PROBLEM TO WORK ON: Write out all the data again, exactly as it stands.

ENTRIES PROVIDED:
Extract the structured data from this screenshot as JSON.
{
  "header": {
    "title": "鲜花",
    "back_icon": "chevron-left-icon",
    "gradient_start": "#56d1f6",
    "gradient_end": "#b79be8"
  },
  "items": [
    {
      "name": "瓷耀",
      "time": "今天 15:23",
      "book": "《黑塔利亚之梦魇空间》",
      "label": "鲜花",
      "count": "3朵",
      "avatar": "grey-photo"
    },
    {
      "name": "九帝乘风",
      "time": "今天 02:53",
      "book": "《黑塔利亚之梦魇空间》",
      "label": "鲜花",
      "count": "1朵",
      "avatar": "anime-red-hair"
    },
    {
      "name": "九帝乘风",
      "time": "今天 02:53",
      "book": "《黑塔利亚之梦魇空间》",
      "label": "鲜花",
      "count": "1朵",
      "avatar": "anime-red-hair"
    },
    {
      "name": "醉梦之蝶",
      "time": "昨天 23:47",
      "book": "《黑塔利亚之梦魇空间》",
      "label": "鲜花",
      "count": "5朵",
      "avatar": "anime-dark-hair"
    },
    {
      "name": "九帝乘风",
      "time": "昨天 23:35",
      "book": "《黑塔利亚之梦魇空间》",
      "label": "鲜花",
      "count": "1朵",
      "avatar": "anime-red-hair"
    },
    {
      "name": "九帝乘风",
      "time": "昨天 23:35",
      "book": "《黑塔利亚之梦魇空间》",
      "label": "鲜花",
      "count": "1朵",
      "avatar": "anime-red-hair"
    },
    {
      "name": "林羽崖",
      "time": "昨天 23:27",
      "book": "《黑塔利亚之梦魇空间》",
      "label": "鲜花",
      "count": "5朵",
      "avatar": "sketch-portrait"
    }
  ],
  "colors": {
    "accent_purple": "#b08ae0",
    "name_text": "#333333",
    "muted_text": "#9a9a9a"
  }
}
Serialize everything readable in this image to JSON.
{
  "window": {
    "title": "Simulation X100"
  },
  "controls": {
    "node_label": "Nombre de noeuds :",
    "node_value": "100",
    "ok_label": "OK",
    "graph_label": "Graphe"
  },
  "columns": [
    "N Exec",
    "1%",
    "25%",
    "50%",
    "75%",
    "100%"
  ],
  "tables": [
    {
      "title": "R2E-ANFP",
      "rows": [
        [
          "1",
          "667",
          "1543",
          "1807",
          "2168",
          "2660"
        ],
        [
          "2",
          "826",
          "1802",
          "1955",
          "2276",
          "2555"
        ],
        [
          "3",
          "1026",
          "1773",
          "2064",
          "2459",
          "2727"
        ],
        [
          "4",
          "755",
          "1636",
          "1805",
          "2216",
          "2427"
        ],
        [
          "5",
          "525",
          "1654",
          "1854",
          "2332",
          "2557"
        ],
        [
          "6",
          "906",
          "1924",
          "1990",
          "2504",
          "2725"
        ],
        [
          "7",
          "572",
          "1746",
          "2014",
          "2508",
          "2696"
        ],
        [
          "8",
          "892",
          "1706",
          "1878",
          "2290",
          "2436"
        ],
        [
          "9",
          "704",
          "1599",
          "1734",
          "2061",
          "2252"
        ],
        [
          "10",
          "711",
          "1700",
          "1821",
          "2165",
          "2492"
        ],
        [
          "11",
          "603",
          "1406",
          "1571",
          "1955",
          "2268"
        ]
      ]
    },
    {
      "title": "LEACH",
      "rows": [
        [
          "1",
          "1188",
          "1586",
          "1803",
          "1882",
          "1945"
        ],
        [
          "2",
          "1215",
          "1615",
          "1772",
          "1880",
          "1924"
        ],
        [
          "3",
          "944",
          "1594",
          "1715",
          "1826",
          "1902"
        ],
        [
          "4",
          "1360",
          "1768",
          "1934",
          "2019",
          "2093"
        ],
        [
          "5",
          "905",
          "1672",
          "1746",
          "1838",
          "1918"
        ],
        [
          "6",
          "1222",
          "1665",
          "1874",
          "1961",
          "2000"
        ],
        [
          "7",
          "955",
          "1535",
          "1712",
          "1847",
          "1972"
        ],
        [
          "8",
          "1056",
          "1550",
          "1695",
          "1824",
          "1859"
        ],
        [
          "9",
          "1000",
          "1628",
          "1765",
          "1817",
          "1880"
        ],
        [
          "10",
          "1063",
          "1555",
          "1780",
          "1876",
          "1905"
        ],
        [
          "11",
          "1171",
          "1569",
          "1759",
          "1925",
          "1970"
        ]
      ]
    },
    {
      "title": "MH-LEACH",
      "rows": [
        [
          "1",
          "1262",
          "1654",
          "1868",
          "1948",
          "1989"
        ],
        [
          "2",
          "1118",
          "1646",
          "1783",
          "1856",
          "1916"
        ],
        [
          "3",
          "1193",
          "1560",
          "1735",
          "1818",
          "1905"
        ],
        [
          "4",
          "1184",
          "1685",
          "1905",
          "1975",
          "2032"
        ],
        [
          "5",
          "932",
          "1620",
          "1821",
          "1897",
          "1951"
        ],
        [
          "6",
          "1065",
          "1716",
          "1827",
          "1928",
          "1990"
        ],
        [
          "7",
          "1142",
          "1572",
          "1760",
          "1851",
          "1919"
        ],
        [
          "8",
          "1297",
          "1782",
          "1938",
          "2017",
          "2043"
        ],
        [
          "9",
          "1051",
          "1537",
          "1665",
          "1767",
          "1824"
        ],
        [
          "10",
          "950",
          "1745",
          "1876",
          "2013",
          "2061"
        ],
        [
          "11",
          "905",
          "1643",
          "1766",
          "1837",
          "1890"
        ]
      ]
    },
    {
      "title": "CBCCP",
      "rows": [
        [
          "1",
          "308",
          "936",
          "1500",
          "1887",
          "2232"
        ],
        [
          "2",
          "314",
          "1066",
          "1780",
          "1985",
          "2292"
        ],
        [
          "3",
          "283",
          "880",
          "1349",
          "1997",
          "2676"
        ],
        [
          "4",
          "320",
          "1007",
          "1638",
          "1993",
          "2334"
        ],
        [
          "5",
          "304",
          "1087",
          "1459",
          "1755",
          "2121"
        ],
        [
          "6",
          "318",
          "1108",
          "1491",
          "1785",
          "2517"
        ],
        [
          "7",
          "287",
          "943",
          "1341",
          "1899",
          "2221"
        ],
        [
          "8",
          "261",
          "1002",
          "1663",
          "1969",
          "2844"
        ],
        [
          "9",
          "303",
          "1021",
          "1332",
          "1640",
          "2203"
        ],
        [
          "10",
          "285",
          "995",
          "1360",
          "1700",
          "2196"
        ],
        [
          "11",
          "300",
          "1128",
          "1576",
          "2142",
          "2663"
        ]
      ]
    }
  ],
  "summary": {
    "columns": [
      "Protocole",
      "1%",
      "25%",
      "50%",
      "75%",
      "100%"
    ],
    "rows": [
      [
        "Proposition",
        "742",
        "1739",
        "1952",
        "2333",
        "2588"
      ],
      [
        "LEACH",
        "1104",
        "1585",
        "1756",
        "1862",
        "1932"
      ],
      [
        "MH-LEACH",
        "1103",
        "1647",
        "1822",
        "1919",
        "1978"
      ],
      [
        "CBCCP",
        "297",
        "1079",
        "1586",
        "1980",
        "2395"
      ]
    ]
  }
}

CORRECT OUTPUT:
Extract the structured data from this screenshot as JSON.
{
  "header": {
    "title": "鲜花",
    "back_icon": "chevron-left-icon",
    "gradient_start": "#56d1f6",
    "gradient_end": "#b79be8"
  },
  "items": [
    {
      "name": "瓷耀",
      "time": "今天 15:23",
      "book": "《黑塔利亚之梦魇空间》",
      "label": "鲜花",
      "count": "3朵",
      "avatar": "grey-photo"
    },
    {
      "name": "九帝乘风",
      "time": "今天 02:53",
      "book": "《黑塔利亚之梦魇空间》",
      "label": "鲜花",
      "count": "1朵",
      "avatar": "anime-red-hair"
    },
    {
      "name": "九帝乘风",
      "time": "今天 02:53",
      "book": "《黑塔利亚之梦魇空间》",
      "label": "鲜花",
      "count": "1朵",
      "avatar": "anime-red-hair"
    },
    {
      "name": "醉梦之蝶",
      "time": "昨天 23:47",
      "book": "《黑塔利亚之梦魇空间》",
      "label": "鲜花",
      "count": "5朵",
      "avatar": "anime-dark-hair"
    },
    {
      "name": "九帝乘风",
      "time": "昨天 23:35",
      "book": "《黑塔利亚之梦魇空间》",
      "label": "鲜花",
      "count": "1朵",
      "avatar": "anime-red-hair"
    },
    {
      "name": "九帝乘风",
      "time": "昨天 23:35",
      "book": "《黑塔利亚之梦魇空间》",
      "label": "鲜花",
      "count": "1朵",
      "avatar": "anime-red-hair"
    },
    {
      "name": "林羽崖",
      "time": "昨天 23:27",
      "book": "《黑塔利亚之梦魇空间》",
      "label": "鲜花",
      "count": "5朵",
      "avatar": "sketch-portrait"
    }
  ],
  "colors": {
    "accent_purple": "#b08ae0",
    "name_text": "#333333",
    "muted_text": "#9a9a9a"
  }
}
Serialize everything readable in this image to JSON.
{
  "window": {
    "title": "Simulation X100"
  },
  "controls": {
    "node_label": "Nombre de noeuds :",
    "node_value": "100",
    "ok_label": "OK",
    "graph_label": "Graphe"
  },
  "columns": [
    "N Exec",
    "1%",
    "25%",
    "50%",
    "75%",
    "100%"
  ],
  "tables": [
    {
      "title": "R2E-ANFP",
      "rows": [
        [
          "1",
          "667",
          "1543",
          "1807",
          "2168",
          "2660"
        ],
        [
          "2",
          "826",
          "1802",
          "1955",
          "2276",
          "2555"
        ],
        [
          "3",
          "1026",
          "1773",
          "2064",
          "2459",
          "2727"
        ],
        [
          "4",
          "755",
          "1636",
          "1805",
          "2216",
          "2427"
        ],
        [
          "5",
          "525",
          "1654",
          "1854",
          "2332",
          "2557"
        ],
        [
          "6",
          "906",
          "1924",
          "1990",
          "2504",
          "2725"
        ],
        [
          "7",
          "572",
          "1746",
          "2014",
          "2508",
          "2696"
        ],
        [
          "8",
          "892",
          "1706",
          "1878",
          "2290",
          "2436"
        ],
        [
          "9",
          "704",
          "1599",
          "1734",
          "2061",
          "2252"
        ],
        [
          "10",
          "711",
          "1700",
          "1821",
          "2165",
          "2492"
        ],
        [
          "11",
          "603",
          "1406",
          "1571",
          "1955",
          "2268"
        ]
      ]
    },
    {
      "title": "LEACH",
      "rows": [
        [
          "1",
          "1188",
          "1586",
          "1803",
          "1882",
          "1945"
        ],
        [
          "2",
          "1215",
          "1615",
          "1772",
          "1880",
          "1924"
        ],
        [
          "3",
          "944",
          "1594",
          "1715",
          "1826",
          "1902"
        ],
        [
          "4",
          "1360",
          "1768",
          "1934",
          "2019",
          "2093"
        ],
        [
          "5",
          "905",
          "1672",
          "1746",
          "1838",
          "1918"
        ],
        [
          "6",
          "1222",
          "1665",
          "1874",
          "1961",
          "2000"
        ],
        [
          "7",
          "955",
          "1535",
          "1712",
          "1847",
          "1972"
        ],
        [
          "8",
          "1056",
          "1550",
          "1695",
          "1824",
          "1859"
        ],
        [
          "9",
          "1000",
          "1628",
          "1765",
          "1817",
          "1880"
        ],
        [
          "10",
          "1063",
          "1555",
          "1780",
          "1876",
          "1905"
        ],
        [
          "11",
          "1171",
          "1569",
          "1759",
          "1925",
          "1970"
        ]
      ]
    },
    {
      "title": "MH-LEACH",
      "rows": [
        [
          "1",
          "1262",
          "1654",
          "1868",
          "1948",
          "1989"
        ],
        [
          "2",
          "1118",
          "1646",
          "1783",
          "1856",
          "1916"
        ],
        [
          "3",
          "1193",
          "1560",
          "1735",
          "1818",
          "1905"
        ],
        [
          "4",
          "1184",
          "1685",
          "1905",
          "1975",
          "2032"
        ],
        [
          "5",
          "932",
          "1620",
          "1821",
          "1897",
          "1951"
        ],
        [
          "6",
          "1065",
          "1716",
          "1827",
          "1928",
          "1990"
        ],
        [
          "7",
          "1142",
          "1572",
          "1760",
          "1851",
          "1919"
        ],
        [
          "8",
          "1297",
          "1782",
          "1938",
          "2017",
          "2043"
        ],
        [
          "9",
          "1051",
          "1537",
          "1665",
          "1767",
          "1824"
        ],
        [
          "10",
          "950",
          "1745",
          "1876",
          "2013",
          "2061"
        ],
        [
          "11",
          "905",
          "1643",
          "1766",
          "1837",
          "1890"
        ]
      ]
    },
    {
      "title": "CBCCP",
      "rows": [
        [
          "1",
          "308",
          "936",
          "1500",
          "1887",
          "2232"
        ],
        [
          "2",
          "314",
          "1066",
          "1780",
          "1985",
          "2292"
        ],
        [
          "3",
          "283",
          "880",
          "1349",
          "1997",
          "2676"
        ],
        [
          "4",
          "320",
          "1007",
          "1638",
          "1993",
          "2334"
        ],
        [
          "5",
          "304",
          "1087",
          "1459",
          "1755",
          "2121"
        ],
        [
          "6",
          "318",
          "1108",
          "1491",
          "1785",
          "2517"
        ],
        [
          "7",
          "287",
          "943",
          "1341",
          "1899",
          "2221"
        ],
        [
          "8",
          "261",
          "1002",
          "1663",
          "1969",
          "2844"
        ],
        [
          "9",
          "303",
          "1021",
          "1332",
          "1640",
          "2203"
        ],
        [
          "10",
          "285",
          "995",
          "1360",
          "1700",
          "2196"
        ],
        [
          "11",
          "300",
          "1128",
          "1576",
          "2142",
          "2663"
        ]
      ]
    }
  ],
  "summary": {
    "columns": [
      "Protocole",
      "1%",
      "25%",
      "50%",
      "75%",
      "100%"
    ],
    "rows": [
      [
        "Proposition",
        "742",
        "1739",
        "1952",
        "2333",
        "2588"
      ],
      [
        "LEACH",
        "1104",
        "1585",
        "1756",
        "1862",
        "1932"
      ],
      [
        "MH-LEACH",
        "1103",
        "1647",
        "1822",
        "1919",
        "1978"
      ],
      [
        "CBCCP",
        "297",
        "1079",
        "1586",
        "1980",
        "2395"
      ]
    ]
  }
}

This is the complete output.